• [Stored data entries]
# # # # #
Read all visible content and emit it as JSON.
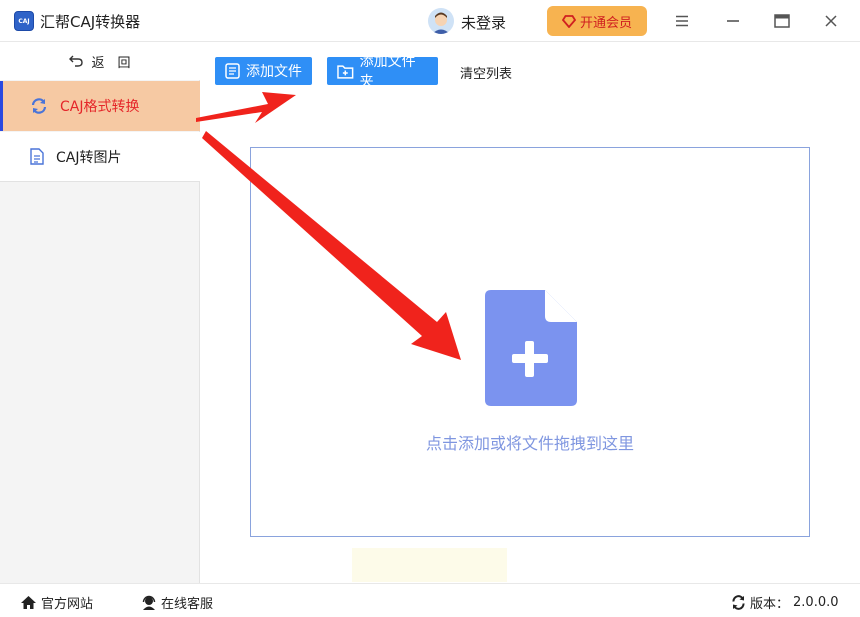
{
  "app": {
    "title": "汇帮CAJ转换器",
    "logo_text": "CAJ"
  },
  "user": {
    "name": "未登录"
  },
  "vip": {
    "label": "开通会员"
  },
  "sidebar": {
    "back_label": "返　回",
    "items": [
      {
        "label": "CAJ格式转换",
        "active": true
      },
      {
        "label": "CAJ转图片",
        "active": false
      }
    ]
  },
  "toolbar": {
    "add_file": "添加文件",
    "add_folder": "添加文件夹",
    "clear_list": "清空列表"
  },
  "dropzone": {
    "hint": "点击添加或将文件拖拽到这里"
  },
  "footer": {
    "website": "官方网站",
    "support": "在线客服",
    "version_label": "版本：",
    "version": "2.0.0.0"
  },
  "colors": {
    "accent_blue": "#2f8ff6",
    "active_bg": "#f6c9a3",
    "active_text": "#e5262a",
    "vip_bg": "#f7b350",
    "drop_icon": "#7b93ef",
    "arrow": "#f0231c"
  }
}
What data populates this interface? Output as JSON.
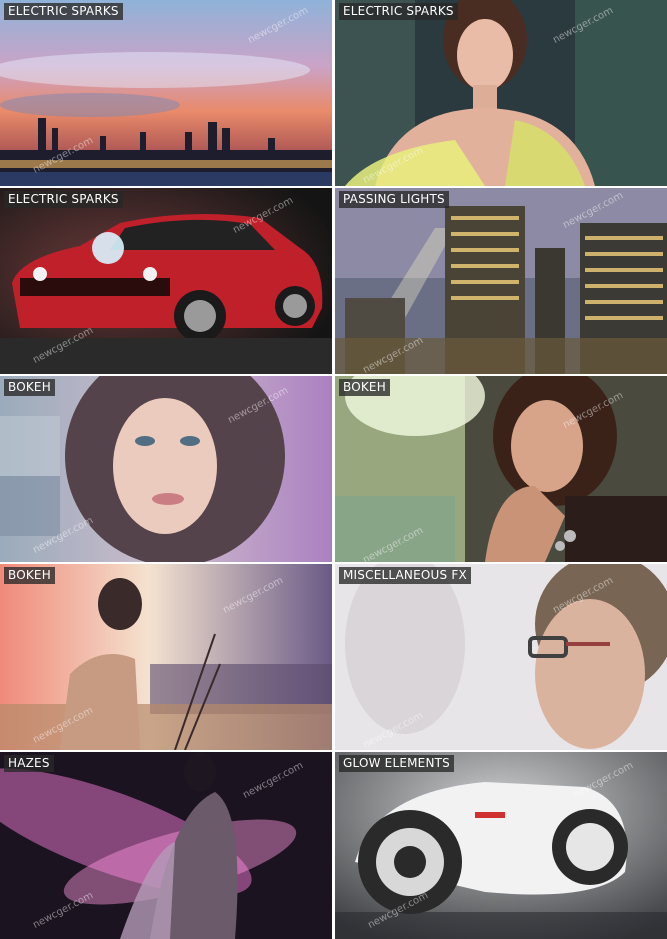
{
  "watermark": "newcger.com",
  "tiles": [
    {
      "label": "ELECTRIC SPARKS"
    },
    {
      "label": "ELECTRIC SPARKS"
    },
    {
      "label": "ELECTRIC SPARKS"
    },
    {
      "label": "PASSING LIGHTS"
    },
    {
      "label": "BOKEH"
    },
    {
      "label": "BOKEH"
    },
    {
      "label": "BOKEH"
    },
    {
      "label": "MISCELLANEOUS FX"
    },
    {
      "label": "HAZES"
    },
    {
      "label": "GLOW ELEMENTS"
    }
  ]
}
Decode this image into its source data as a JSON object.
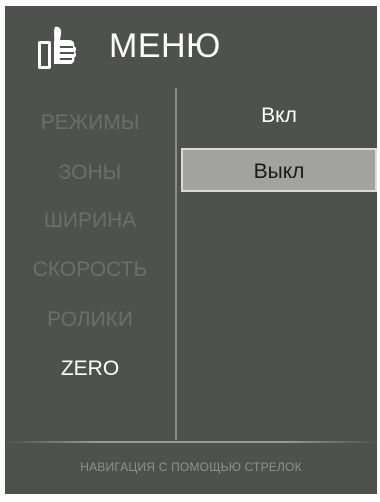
{
  "header": {
    "title": "МЕНЮ",
    "icon": "thumbs-up-icon"
  },
  "left_menu": {
    "items": [
      {
        "label": "РЕЖИМЫ",
        "active": false
      },
      {
        "label": "ЗОНЫ",
        "active": false
      },
      {
        "label": "ШИРИНА",
        "active": false
      },
      {
        "label": "СКОРОСТЬ",
        "active": false
      },
      {
        "label": "РОЛИКИ",
        "active": false
      },
      {
        "label": "ZERO",
        "active": true
      }
    ]
  },
  "right_menu": {
    "options": [
      {
        "label": "Вкл",
        "selected": false
      },
      {
        "label": "Выкл",
        "selected": true
      }
    ]
  },
  "footer": {
    "hint": "НАВИГАЦИЯ С ПОМОЩЬЮ СТРЕЛОК"
  },
  "colors": {
    "background": "#4f514e",
    "inactive_text": "#6c6e6a",
    "active_text": "#ffffff",
    "selection_bg": "#a2a3a0"
  }
}
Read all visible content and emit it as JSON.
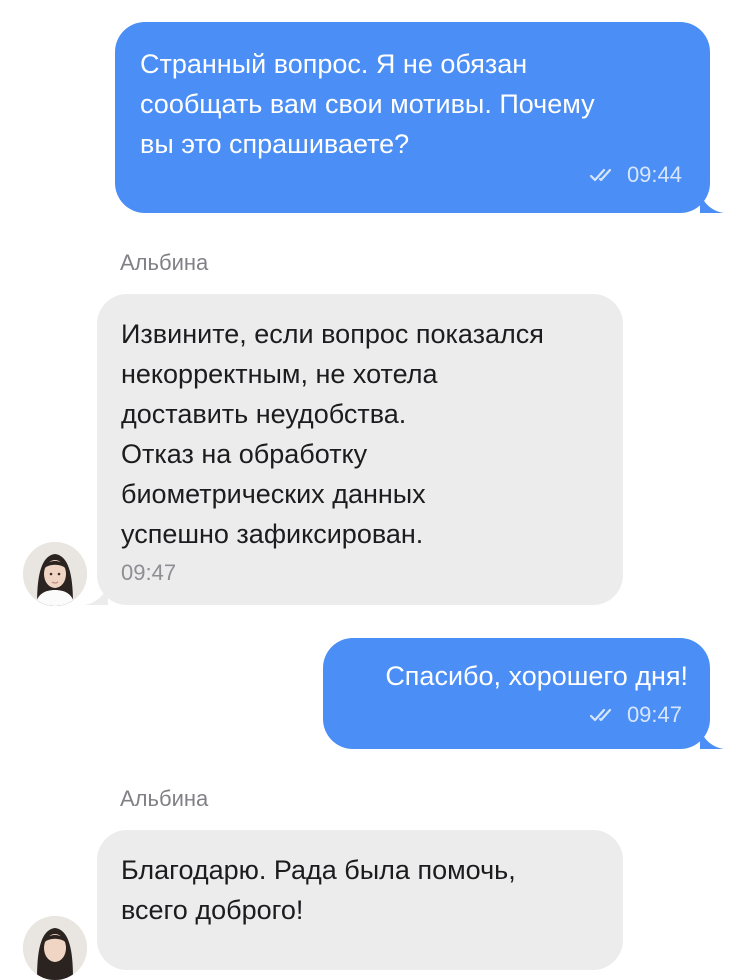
{
  "messages": [
    {
      "direction": "outgoing",
      "text": "Странный вопрос. Я не обязан\nсообщать вам свои мотивы. Почему\nвы это спрашиваете?",
      "time": "09:44",
      "status": "read-double-check-icon"
    },
    {
      "direction": "incoming",
      "sender": "Альбина",
      "text": "Извините, если вопрос показался\nнекорректным, не хотела\nдоставить неудобства.\nОтказ на обработку\nбиометрических данных\nуспешно зафиксирован.",
      "time": "09:47"
    },
    {
      "direction": "outgoing",
      "text": "Спасибо, хорошего дня!",
      "time": "09:47",
      "status": "read-double-check-icon"
    },
    {
      "direction": "incoming",
      "sender": "Альбина",
      "text": "Благодарю. Рада была помочь,\nвсего доброго!",
      "time": ""
    }
  ],
  "colors": {
    "outgoing_bubble": "#4a8ef6",
    "incoming_bubble": "#ececed",
    "sender_name": "#808087",
    "timestamp_incoming": "#8e8e93"
  }
}
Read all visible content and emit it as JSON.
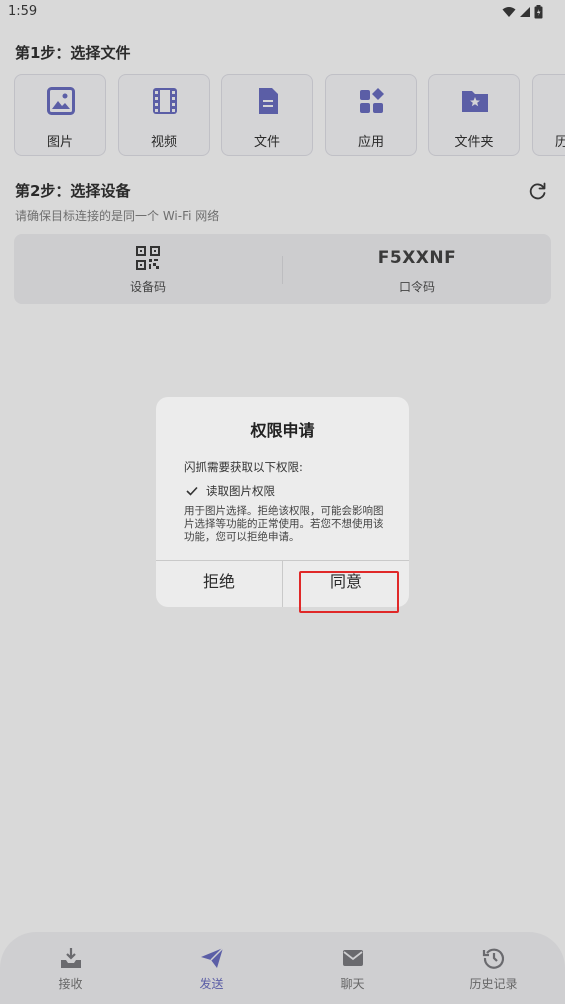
{
  "status_bar": {
    "time": "1:59"
  },
  "step1": {
    "title": "第1步：选择文件",
    "types": [
      {
        "label": "图片",
        "icon": "image-icon"
      },
      {
        "label": "视频",
        "icon": "video-icon"
      },
      {
        "label": "文件",
        "icon": "file-icon"
      },
      {
        "label": "应用",
        "icon": "apps-icon"
      },
      {
        "label": "文件夹",
        "icon": "folder-icon"
      },
      {
        "label": "历",
        "icon": "history-icon"
      }
    ]
  },
  "step2": {
    "title": "第2步：选择设备",
    "hint": "请确保目标连接的是同一个 Wi-Fi 网络",
    "qr_label": "设备码",
    "passcode": "F5XXNF",
    "passcode_label": "口令码"
  },
  "dialog": {
    "title": "权限申请",
    "intro": "闪抓需要获取以下权限:",
    "permission": "读取图片权限",
    "description": "用于图片选择。拒绝该权限，可能会影响图片选择等功能的正常使用。若您不想使用该功能，您可以拒绝申请。",
    "refuse_label": "拒绝",
    "agree_label": "同意"
  },
  "nav": {
    "items": [
      {
        "label": "接收",
        "icon": "receive-icon"
      },
      {
        "label": "发送",
        "icon": "send-icon"
      },
      {
        "label": "聊天",
        "icon": "chat-icon"
      },
      {
        "label": "历史记录",
        "icon": "history-icon"
      }
    ],
    "active": "发送"
  },
  "colors": {
    "accent": "#5b5ea6",
    "highlight": "#e02828",
    "overlay_bg": "#d9d9d9"
  }
}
# # # # #
• [REQUEST]
Look for "title" and pull out every line that has it.

• [COMPLETE OUTPUT]
    "title": "汇帮CAJ转换器",
    "title": "МЕНЮ",
    "title": "第1步：选择文件",
    "title": "第2步：选择设备",
    "title": "权限申请",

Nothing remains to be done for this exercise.